:: Desafio A ::
Transcreva do artigo sobre o caminhar na cidade após os 60 anos o trecho que vai de "Ainda que por" até "as consequências, drásticas.", inclusive.

*Por Leticia Sabino, com colaboração de Andrew Oliveira, Fernanda Pitombo e Ana Laura Costa para o SAMPAPÉ –
Veja algumas ideias para criar municípios que acolhem e estimulam a presença da geração 60+ nos espaços públicos
Frankie se programa para ir a um restaurante com uma amiga, mas o plano vai por “água abaixo” por conta de um semáforo que não garante o tempo suficiente para que a sua amiga, idosa como ela, possa atravessar a rua. Incomodada com a situação ela procura o órgão responsável que então marca uma auditoria na travessia para avaliar o tempo médio das pessoas que atravessam na faixa apontada em um período de 3 horas. Em determinado momento ela reflete sobre a impossibilidade de atravessar no tempo do semáforo. “Sabe o que é isso? Discriminação contra idosos. Esse semáforo é rápido demais para qualquer um com mais de 60 anos.” Para conseguir o que precisam, mais tempo para atravessar a rua, ela tem que mobilizar todos seus amigos e amigas de sua faixa etária para passar por lá durante a auditoria, ajudando assim, a baixar a velocidade média. Após todo esse esforço, o grupo celebra os míseros 3 segundos que são acrescentados para os pedestres.
Esse enredo é do episódio chamado Faixa de Pedestres da série Grace e Frankie, sobre duas idosas no Estados Unidos, que apresenta o problema de forma cômica. Porém esta situação trágica é muito mais recorrente e grave na vida real das cidades, a qual demanda seriedade e compromisso para ser enfrentada. A construção de cidades que acolhem e estimulam a presença da geração 60+ nas ruas é possível através da prioridade do caminhar de forma efetiva nas cidades.
Caminhar na cidade após os 60 anos é vital
Caminhar é o meio de deslocamento mais utilizado nas cidades brasileiras e também o mais democrático. Segundo John Butcher, fundador da instituição britânica que atua pelo caminhar, Walk21, “caminhar é a primeira coisa que se deseja fazer, quando criança, e a última que se quer deixar de fazer ao envelhecer” (tradução livre). Quando se fala na população idosa, andar a pé é vital, sendo de grande importância para encontrar pessoas, manter a saúde e o equilíbrio.
De acordo com Allen Glicksman, diretor de pesquisa e avaliação da Corporação da Filadélfia para Envelhecimento, a caminhabilidade deveria ser considerado importantíssima na gerontologia, já que mantém a mente e o corpo ativo através do entorno e da rotina que propicia às pessoas. Ele chama atenção para o fato de os programas de saúde para idosos ignorarem uma parte essencial para garantir saúde, longevidade e qualidade de vida: os bairros.
O guia da Organização Mundial da Saúde (OMS) para Cidades Amigáveis para Pessoas Idosas (em inglês Age-Friendly Cities) aponta alguns elementos dos espaços públicos essenciais para que a cidade seja amigável, entre eles, “calçadas amigáveis para pessoas idosas”; “lugares para descansar nas ruas” como bancos para sentar nas calçadas e praças no caminho; “travessias seguras” apontando medidas de acalmamento de tráfego; e claro, medidas de acessibilidade.
Ainda que por um lado existam pesquisas e manuais evidenciando princípios e elementos para gerar cidades que acolham as pessoas idosas. Por outro lado, a realidade das condições dos espaços públicos é bem diferente, e as consequências, drásticas.

[Listagens de elementos e regiões]
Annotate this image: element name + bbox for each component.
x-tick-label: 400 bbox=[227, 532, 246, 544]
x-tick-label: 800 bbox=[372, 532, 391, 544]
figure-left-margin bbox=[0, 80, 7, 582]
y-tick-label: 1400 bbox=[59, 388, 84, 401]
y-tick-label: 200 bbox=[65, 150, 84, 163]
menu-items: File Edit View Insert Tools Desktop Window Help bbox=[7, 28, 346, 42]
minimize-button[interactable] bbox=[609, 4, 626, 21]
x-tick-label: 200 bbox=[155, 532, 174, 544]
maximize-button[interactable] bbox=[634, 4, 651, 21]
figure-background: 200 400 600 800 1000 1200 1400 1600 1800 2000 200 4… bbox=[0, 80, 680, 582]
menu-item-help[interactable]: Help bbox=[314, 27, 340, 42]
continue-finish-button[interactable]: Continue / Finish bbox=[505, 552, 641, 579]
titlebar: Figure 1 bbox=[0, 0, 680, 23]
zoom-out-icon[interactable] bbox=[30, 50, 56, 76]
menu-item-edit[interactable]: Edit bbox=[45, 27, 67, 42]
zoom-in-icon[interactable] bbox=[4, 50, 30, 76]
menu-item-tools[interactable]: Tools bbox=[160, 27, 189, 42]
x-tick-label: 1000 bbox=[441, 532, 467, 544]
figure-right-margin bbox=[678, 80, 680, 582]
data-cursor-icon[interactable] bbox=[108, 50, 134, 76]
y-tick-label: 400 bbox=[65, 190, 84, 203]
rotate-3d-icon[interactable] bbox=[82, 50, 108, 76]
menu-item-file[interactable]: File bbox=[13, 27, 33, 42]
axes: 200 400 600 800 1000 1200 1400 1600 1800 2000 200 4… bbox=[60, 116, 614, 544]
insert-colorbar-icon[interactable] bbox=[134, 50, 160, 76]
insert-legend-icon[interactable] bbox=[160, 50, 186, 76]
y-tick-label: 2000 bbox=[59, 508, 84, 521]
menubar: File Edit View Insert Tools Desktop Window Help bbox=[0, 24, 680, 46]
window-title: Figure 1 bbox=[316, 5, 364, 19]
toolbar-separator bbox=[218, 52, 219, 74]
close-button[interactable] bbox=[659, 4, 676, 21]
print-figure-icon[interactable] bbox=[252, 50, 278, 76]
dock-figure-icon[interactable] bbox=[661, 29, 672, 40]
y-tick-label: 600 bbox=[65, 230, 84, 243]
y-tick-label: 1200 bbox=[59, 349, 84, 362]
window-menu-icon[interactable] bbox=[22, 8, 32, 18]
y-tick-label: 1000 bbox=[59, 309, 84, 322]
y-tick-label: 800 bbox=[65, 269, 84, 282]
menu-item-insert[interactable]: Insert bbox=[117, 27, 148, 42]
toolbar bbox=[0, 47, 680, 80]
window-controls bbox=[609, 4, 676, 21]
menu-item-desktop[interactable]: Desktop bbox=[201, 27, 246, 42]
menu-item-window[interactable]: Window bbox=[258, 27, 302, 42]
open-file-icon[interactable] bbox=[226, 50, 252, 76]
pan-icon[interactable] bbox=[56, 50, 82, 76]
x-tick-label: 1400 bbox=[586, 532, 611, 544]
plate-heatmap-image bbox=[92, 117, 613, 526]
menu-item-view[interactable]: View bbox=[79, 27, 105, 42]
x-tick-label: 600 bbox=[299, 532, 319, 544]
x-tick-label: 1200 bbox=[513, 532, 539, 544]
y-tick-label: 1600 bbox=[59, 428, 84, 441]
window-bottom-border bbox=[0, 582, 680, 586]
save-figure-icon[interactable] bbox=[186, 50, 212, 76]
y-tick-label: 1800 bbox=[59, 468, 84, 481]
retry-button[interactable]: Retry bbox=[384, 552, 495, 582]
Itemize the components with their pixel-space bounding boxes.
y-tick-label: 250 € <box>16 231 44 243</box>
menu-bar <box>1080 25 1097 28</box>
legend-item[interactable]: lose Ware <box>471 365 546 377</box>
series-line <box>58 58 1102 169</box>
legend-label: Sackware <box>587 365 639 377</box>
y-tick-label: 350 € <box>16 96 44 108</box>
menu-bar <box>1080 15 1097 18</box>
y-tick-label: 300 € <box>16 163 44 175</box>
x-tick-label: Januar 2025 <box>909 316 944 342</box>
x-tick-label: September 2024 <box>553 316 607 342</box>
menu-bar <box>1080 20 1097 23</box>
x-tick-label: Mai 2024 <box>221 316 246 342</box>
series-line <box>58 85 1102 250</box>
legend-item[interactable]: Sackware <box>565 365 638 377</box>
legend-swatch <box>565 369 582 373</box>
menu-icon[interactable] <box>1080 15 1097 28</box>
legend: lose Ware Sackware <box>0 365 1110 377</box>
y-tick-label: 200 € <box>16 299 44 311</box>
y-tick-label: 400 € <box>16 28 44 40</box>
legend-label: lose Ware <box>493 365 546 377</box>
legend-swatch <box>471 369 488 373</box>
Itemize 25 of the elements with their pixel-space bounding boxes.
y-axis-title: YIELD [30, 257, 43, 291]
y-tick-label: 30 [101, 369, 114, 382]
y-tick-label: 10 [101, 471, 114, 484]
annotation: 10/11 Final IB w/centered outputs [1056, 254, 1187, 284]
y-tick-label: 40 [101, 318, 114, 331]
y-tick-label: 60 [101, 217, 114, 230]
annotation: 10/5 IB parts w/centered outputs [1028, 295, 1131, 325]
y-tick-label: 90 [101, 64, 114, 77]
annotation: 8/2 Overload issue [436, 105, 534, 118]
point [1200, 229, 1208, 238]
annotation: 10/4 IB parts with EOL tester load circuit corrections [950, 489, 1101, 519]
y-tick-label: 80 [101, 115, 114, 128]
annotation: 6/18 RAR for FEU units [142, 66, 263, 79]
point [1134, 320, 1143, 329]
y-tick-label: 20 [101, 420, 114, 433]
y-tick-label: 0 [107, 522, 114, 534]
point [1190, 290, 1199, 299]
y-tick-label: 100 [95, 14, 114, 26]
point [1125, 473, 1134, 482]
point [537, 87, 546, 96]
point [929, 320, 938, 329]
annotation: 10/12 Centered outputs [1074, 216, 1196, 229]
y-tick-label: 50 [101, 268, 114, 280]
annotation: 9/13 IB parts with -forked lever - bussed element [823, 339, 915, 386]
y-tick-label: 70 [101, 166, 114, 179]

:: Desafio B ::
Reproduza somente as linhas dos registros que vão do início dos registros até a linha que contém "window-controls bbox=[609, 4, 676, 21]", inclusive.

:: Solução A ::
Ainda que por um lado existam pesquisas e manuais evidenciando princípios e elementos para gerar cidades que acolham as pessoas idosas. Por outro lado, a realidade das condições dos espaços públicos é bem diferente, e as consequências, drásticas.

:: Solução B ::
Annotate this image: element name + bbox for each component.
x-tick-label: 400 bbox=[227, 532, 246, 544]
x-tick-label: 800 bbox=[372, 532, 391, 544]
figure-left-margin bbox=[0, 80, 7, 582]
y-tick-label: 1400 bbox=[59, 388, 84, 401]
y-tick-label: 200 bbox=[65, 150, 84, 163]
menu-items: File Edit View Insert Tools Desktop Window Help bbox=[7, 28, 346, 42]
minimize-button[interactable] bbox=[609, 4, 626, 21]
x-tick-label: 200 bbox=[155, 532, 174, 544]
maximize-button[interactable] bbox=[634, 4, 651, 21]
figure-background: 200 400 600 800 1000 1200 1400 1600 1800 2000 200 4… bbox=[0, 80, 680, 582]
menu-item-help[interactable]: Help bbox=[314, 27, 340, 42]
continue-finish-button[interactable]: Continue / Finish bbox=[505, 552, 641, 579]
titlebar: Figure 1 bbox=[0, 0, 680, 23]
zoom-out-icon[interactable] bbox=[30, 50, 56, 76]
menu-item-edit[interactable]: Edit bbox=[45, 27, 67, 42]
zoom-in-icon[interactable] bbox=[4, 50, 30, 76]
menu-item-tools[interactable]: Tools bbox=[160, 27, 189, 42]
x-tick-label: 1000 bbox=[441, 532, 467, 544]
figure-right-margin bbox=[678, 80, 680, 582]
data-cursor-icon[interactable] bbox=[108, 50, 134, 76]
y-tick-label: 400 bbox=[65, 190, 84, 203]
rotate-3d-icon[interactable] bbox=[82, 50, 108, 76]
menu-item-file[interactable]: File bbox=[13, 27, 33, 42]
axes: 200 400 600 800 1000 1200 1400 1600 1800 2000 200 4… bbox=[60, 116, 614, 544]
insert-colorbar-icon[interactable] bbox=[134, 50, 160, 76]
insert-legend-icon[interactable] bbox=[160, 50, 186, 76]
y-tick-label: 2000 bbox=[59, 508, 84, 521]
menubar: File Edit View Insert Tools Desktop Window Help bbox=[0, 24, 680, 46]
window-title: Figure 1 bbox=[316, 5, 364, 19]
toolbar-separator bbox=[218, 52, 219, 74]
close-button[interactable] bbox=[659, 4, 676, 21]
print-figure-icon[interactable] bbox=[252, 50, 278, 76]
dock-figure-icon[interactable] bbox=[661, 29, 672, 40]
y-tick-label: 600 bbox=[65, 230, 84, 243]
y-tick-label: 1200 bbox=[59, 349, 84, 362]
window-menu-icon[interactable] bbox=[22, 8, 32, 18]
y-tick-label: 1000 bbox=[59, 309, 84, 322]
y-tick-label: 800 bbox=[65, 269, 84, 282]
menu-item-insert[interactable]: Insert bbox=[117, 27, 148, 42]
toolbar bbox=[0, 47, 680, 80]
window-controls bbox=[609, 4, 676, 21]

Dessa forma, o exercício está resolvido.